— WHAT YOU SHOULD DO —
Every record must be transcribed in its entirety, apart from the images, which are to be omitted.

◇ ◇ ◇

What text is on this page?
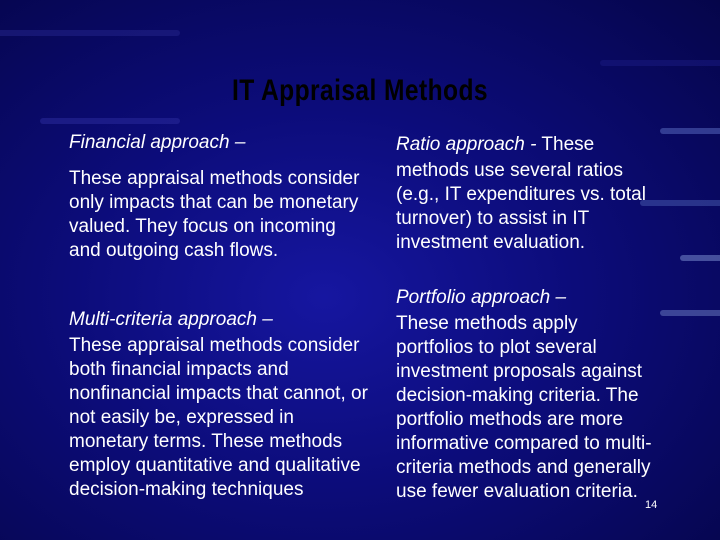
IT Appraisal Methods
Financial approach –
These appraisal methods consider only impacts that can be monetary valued. They focus on incoming and outgoing cash flows.
Ratio approach - These
methods use several ratios (e.g., IT expenditures vs. total turnover) to assist in IT investment evaluation.
Multi-criteria approach –
These appraisal methods consider both financial impacts and nonfinancial impacts that cannot, or not easily be, expressed in monetary terms. These methods employ quantitative and qualitative decision-making techniques
Portfolio approach –
These methods apply portfolios to plot several investment proposals against decision-making criteria. The portfolio methods are more informative compared to multi-criteria methods and generally use fewer evaluation criteria.
14
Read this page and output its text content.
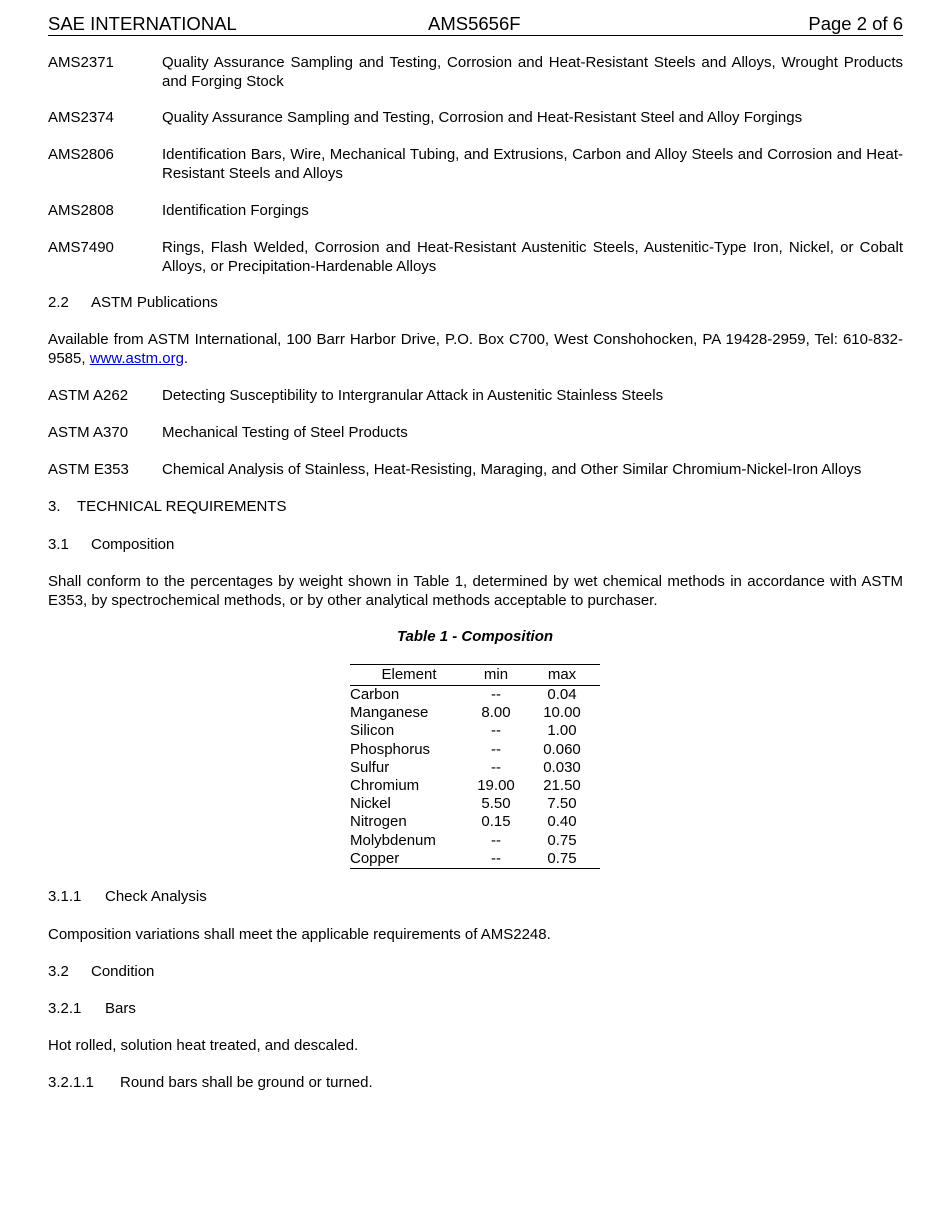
SAE INTERNATIONAL	AMS5656F	Page 2 of 6
AMS2371	Quality Assurance Sampling and Testing, Corrosion and Heat-Resistant Steels and Alloys, Wrought Products and Forging Stock
AMS2374	Quality Assurance Sampling and Testing, Corrosion and Heat-Resistant Steel and Alloy Forgings
AMS2806	Identification Bars, Wire, Mechanical Tubing, and Extrusions, Carbon and Alloy Steels and Corrosion and Heat-Resistant Steels and Alloys
AMS2808	Identification Forgings
AMS7490	Rings, Flash Welded, Corrosion and Heat-Resistant Austenitic Steels, Austenitic-Type Iron, Nickel, or Cobalt Alloys, or Precipitation-Hardenable Alloys
2.2 ASTM Publications
Available from ASTM International, 100 Barr Harbor Drive, P.O. Box C700, West Conshohocken, PA 19428-2959, Tel: 610-832-9585, www.astm.org.
ASTM A262 Detecting Susceptibility to Intergranular Attack in Austenitic Stainless Steels
ASTM A370 Mechanical Testing of Steel Products
ASTM E353 Chemical Analysis of Stainless, Heat-Resisting, Maraging, and Other Similar Chromium-Nickel-Iron Alloys
3. TECHNICAL REQUIREMENTS
3.1 Composition
Shall conform to the percentages by weight shown in Table 1, determined by wet chemical methods in accordance with ASTM E353, by spectrochemical methods, or by other analytical methods acceptable to purchaser.
Table 1 - Composition
Element	min	max
Carbon	--	0.04
Manganese	8.00	10.00
Silicon	--	1.00
Phosphorus	--	0.060
Sulfur	--	0.030
Chromium	19.00	21.50
Nickel	5.50	7.50
Nitrogen	0.15	0.40
Molybdenum	--	0.75
Copper	--	0.75
3.1.1 Check Analysis
Composition variations shall meet the applicable requirements of AMS2248.
3.2 Condition
3.2.1 Bars
Hot rolled, solution heat treated, and descaled.
3.2.1.1 Round bars shall be ground or turned.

◇ ◇ ◇

— THE RESULT —
What text is on this page?
IT Appraisal Methods
Financial approach –
These appraisal methods consider only impacts that can be monetary valued. They focus on incoming and outgoing cash flows.
Ratio approach - These
methods use several ratios (e.g., IT expenditures vs. total turnover) to assist in IT investment evaluation.
Multi-criteria approach –
These appraisal methods consider both financial impacts and nonfinancial impacts that cannot, or not easily be, expressed in monetary terms. These methods employ quantitative and qualitative decision-making techniques
Portfolio approach –
These methods apply portfolios to plot several investment proposals against decision-making criteria. The portfolio methods are more informative compared to multi-criteria methods and generally use fewer evaluation criteria.
14
Read this page and output its text content.
SAE INTERNATIONAL	AMS5656F	Page 2 of 6
AMS2371	Quality Assurance Sampling and Testing, Corrosion and Heat-Resistant Steels and Alloys, Wrought Products and Forging Stock
AMS2374	Quality Assurance Sampling and Testing, Corrosion and Heat-Resistant Steel and Alloy Forgings
AMS2806	Identification Bars, Wire, Mechanical Tubing, and Extrusions, Carbon and Alloy Steels and Corrosion and Heat-Resistant Steels and Alloys
AMS2808	Identification Forgings
AMS7490	Rings, Flash Welded, Corrosion and Heat-Resistant Austenitic Steels, Austenitic-Type Iron, Nickel, or Cobalt Alloys, or Precipitation-Hardenable Alloys
2.2 ASTM Publications
Available from ASTM International, 100 Barr Harbor Drive, P.O. Box C700, West Conshohocken, PA 19428-2959, Tel: 610-832-9585, www.astm.org.
ASTM A262 Detecting Susceptibility to Intergranular Attack in Austenitic Stainless Steels
ASTM A370 Mechanical Testing of Steel Products
ASTM E353 Chemical Analysis of Stainless, Heat-Resisting, Maraging, and Other Similar Chromium-Nickel-Iron Alloys
3. TECHNICAL REQUIREMENTS
3.1 Composition
Shall conform to the percentages by weight shown in Table 1, determined by wet chemical methods in accordance with ASTM E353, by spectrochemical methods, or by other analytical methods acceptable to purchaser.
Table 1 - Composition
Element	min	max
Carbon	--	0.04
Manganese	8.00	10.00
Silicon	--	1.00
Phosphorus	--	0.060
Sulfur	--	0.030
Chromium	19.00	21.50
Nickel	5.50	7.50
Nitrogen	0.15	0.40
Molybdenum	--	0.75
Copper	--	0.75
3.1.1 Check Analysis
Composition variations shall meet the applicable requirements of AMS2248.
3.2 Condition
3.2.1 Bars
Hot rolled, solution heat treated, and descaled.
3.2.1.1 Round bars shall be ground or turned.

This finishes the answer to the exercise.